_Short problem_: Print each line of the listing once more, precisely as given.

■ ■ ■

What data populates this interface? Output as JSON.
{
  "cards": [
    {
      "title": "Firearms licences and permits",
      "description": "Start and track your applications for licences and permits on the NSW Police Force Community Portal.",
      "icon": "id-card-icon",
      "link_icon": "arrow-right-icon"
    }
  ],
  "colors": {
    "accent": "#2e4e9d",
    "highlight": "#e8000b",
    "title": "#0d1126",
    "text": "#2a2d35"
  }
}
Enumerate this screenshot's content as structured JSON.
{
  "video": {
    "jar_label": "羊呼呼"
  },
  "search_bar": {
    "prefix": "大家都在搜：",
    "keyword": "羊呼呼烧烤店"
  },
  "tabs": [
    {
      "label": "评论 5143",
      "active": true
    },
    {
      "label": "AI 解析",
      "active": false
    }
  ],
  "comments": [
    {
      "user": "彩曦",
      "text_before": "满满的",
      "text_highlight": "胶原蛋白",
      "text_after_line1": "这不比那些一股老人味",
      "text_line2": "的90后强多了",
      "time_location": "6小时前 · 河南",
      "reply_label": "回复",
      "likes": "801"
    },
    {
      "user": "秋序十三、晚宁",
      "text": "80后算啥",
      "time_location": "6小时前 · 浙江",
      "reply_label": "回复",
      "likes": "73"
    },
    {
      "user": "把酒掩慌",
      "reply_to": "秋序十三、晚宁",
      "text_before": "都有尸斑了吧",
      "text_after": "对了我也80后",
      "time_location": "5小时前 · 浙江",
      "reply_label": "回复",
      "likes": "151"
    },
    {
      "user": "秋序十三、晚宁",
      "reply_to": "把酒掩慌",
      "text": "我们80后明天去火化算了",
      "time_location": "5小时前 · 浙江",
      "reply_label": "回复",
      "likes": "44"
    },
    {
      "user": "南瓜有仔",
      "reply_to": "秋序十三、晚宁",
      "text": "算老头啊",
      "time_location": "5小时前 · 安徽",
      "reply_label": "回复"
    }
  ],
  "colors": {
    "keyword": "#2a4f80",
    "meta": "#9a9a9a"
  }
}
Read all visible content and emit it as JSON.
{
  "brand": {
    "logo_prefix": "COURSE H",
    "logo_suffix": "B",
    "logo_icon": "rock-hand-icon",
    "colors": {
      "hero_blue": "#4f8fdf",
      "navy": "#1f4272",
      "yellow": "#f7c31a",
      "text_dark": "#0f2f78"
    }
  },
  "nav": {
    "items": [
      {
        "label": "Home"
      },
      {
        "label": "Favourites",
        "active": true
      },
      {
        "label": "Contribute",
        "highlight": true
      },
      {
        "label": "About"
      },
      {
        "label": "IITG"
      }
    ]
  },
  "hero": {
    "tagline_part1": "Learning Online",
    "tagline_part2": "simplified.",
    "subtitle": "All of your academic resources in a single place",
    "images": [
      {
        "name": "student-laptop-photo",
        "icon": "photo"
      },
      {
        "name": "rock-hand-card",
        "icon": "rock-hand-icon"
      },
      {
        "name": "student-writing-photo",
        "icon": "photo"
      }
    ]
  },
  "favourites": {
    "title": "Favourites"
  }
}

■ ■ ■

_Task output_:
What data populates this interface? Output as JSON.
{
  "cards": [
    {
      "title": "Firearms licences and permits",
      "description": "Start and track your applications for licences and permits on the NSW Police Force Community Portal.",
      "icon": "id-card-icon",
      "link_icon": "arrow-right-icon"
    }
  ],
  "colors": {
    "accent": "#2e4e9d",
    "highlight": "#e8000b",
    "title": "#0d1126",
    "text": "#2a2d35"
  }
}
Enumerate this screenshot's content as structured JSON.
{
  "video": {
    "jar_label": "羊呼呼"
  },
  "search_bar": {
    "prefix": "大家都在搜：",
    "keyword": "羊呼呼烧烤店"
  },
  "tabs": [
    {
      "label": "评论 5143",
      "active": true
    },
    {
      "label": "AI 解析",
      "active": false
    }
  ],
  "comments": [
    {
      "user": "彩曦",
      "text_before": "满满的",
      "text_highlight": "胶原蛋白",
      "text_after_line1": "这不比那些一股老人味",
      "text_line2": "的90后强多了",
      "time_location": "6小时前 · 河南",
      "reply_label": "回复",
      "likes": "801"
    },
    {
      "user": "秋序十三、晚宁",
      "text": "80后算啥",
      "time_location": "6小时前 · 浙江",
      "reply_label": "回复",
      "likes": "73"
    },
    {
      "user": "把酒掩慌",
      "reply_to": "秋序十三、晚宁",
      "text_before": "都有尸斑了吧",
      "text_after": "对了我也80后",
      "time_location": "5小时前 · 浙江",
      "reply_label": "回复",
      "likes": "151"
    },
    {
      "user": "秋序十三、晚宁",
      "reply_to": "把酒掩慌",
      "text": "我们80后明天去火化算了",
      "time_location": "5小时前 · 浙江",
      "reply_label": "回复",
      "likes": "44"
    },
    {
      "user": "南瓜有仔",
      "reply_to": "秋序十三、晚宁",
      "text": "算老头啊",
      "time_location": "5小时前 · 安徽",
      "reply_label": "回复"
    }
  ],
  "colors": {
    "keyword": "#2a4f80",
    "meta": "#9a9a9a"
  }
}
Read all visible content and emit it as JSON.
{
  "brand": {
    "logo_prefix": "COURSE H",
    "logo_suffix": "B",
    "logo_icon": "rock-hand-icon",
    "colors": {
      "hero_blue": "#4f8fdf",
      "navy": "#1f4272",
      "yellow": "#f7c31a",
      "text_dark": "#0f2f78"
    }
  },
  "nav": {
    "items": [
      {
        "label": "Home"
      },
      {
        "label": "Favourites",
        "active": true
      },
      {
        "label": "Contribute",
        "highlight": true
      },
      {
        "label": "About"
      },
      {
        "label": "IITG"
      }
    ]
  },
  "hero": {
    "tagline_part1": "Learning Online",
    "tagline_part2": "simplified.",
    "subtitle": "All of your academic resources in a single place",
    "images": [
      {
        "name": "student-laptop-photo",
        "icon": "photo"
      },
      {
        "name": "rock-hand-card",
        "icon": "rock-hand-icon"
      },
      {
        "name": "student-writing-photo",
        "icon": "photo"
      }
    ]
  },
  "favourites": {
    "title": "Favourites"
  }
}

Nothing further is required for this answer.